■ EXTRACTED MATERIAL
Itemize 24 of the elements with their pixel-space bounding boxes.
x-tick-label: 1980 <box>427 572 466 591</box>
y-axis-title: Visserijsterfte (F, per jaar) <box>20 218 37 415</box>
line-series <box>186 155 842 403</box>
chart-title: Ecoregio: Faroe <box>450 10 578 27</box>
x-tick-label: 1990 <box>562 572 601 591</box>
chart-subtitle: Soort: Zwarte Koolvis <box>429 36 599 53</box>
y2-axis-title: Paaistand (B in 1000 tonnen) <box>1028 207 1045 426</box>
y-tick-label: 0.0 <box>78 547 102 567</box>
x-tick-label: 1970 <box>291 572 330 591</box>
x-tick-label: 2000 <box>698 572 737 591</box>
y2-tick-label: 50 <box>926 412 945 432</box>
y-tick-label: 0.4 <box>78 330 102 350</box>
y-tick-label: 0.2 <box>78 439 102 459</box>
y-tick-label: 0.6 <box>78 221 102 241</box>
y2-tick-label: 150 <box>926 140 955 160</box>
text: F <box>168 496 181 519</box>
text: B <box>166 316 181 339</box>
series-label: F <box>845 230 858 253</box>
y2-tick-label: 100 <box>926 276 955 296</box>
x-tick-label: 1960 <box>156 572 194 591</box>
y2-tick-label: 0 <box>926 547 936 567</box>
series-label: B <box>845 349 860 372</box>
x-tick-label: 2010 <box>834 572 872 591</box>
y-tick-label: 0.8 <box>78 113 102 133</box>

■ GIVEN INSTRUCTION
Copy the data above line for line, with no changes.

■ WRITTEN ANSWER
Itemize 24 of the elements with their pixel-space bounding boxes.
x-tick-label: 1980 <box>427 572 466 591</box>
y-axis-title: Visserijsterfte (F, per jaar) <box>20 218 37 415</box>
line-series <box>186 155 842 403</box>
chart-title: Ecoregio: Faroe <box>450 10 578 27</box>
x-tick-label: 1990 <box>562 572 601 591</box>
chart-subtitle: Soort: Zwarte Koolvis <box>429 36 599 53</box>
y2-axis-title: Paaistand (B in 1000 tonnen) <box>1028 207 1045 426</box>
y-tick-label: 0.0 <box>78 547 102 567</box>
x-tick-label: 1970 <box>291 572 330 591</box>
x-tick-label: 2000 <box>698 572 737 591</box>
y2-tick-label: 50 <box>926 412 945 432</box>
y-tick-label: 0.4 <box>78 330 102 350</box>
y-tick-label: 0.2 <box>78 439 102 459</box>
y-tick-label: 0.6 <box>78 221 102 241</box>
y2-tick-label: 150 <box>926 140 955 160</box>
text: F <box>168 496 181 519</box>
text: B <box>166 316 181 339</box>
series-label: F <box>845 230 858 253</box>
y2-tick-label: 100 <box>926 276 955 296</box>
x-tick-label: 1960 <box>156 572 194 591</box>
y2-tick-label: 0 <box>926 547 936 567</box>
series-label: B <box>845 349 860 372</box>
x-tick-label: 2010 <box>834 572 872 591</box>
y-tick-label: 0.8 <box>78 113 102 133</box>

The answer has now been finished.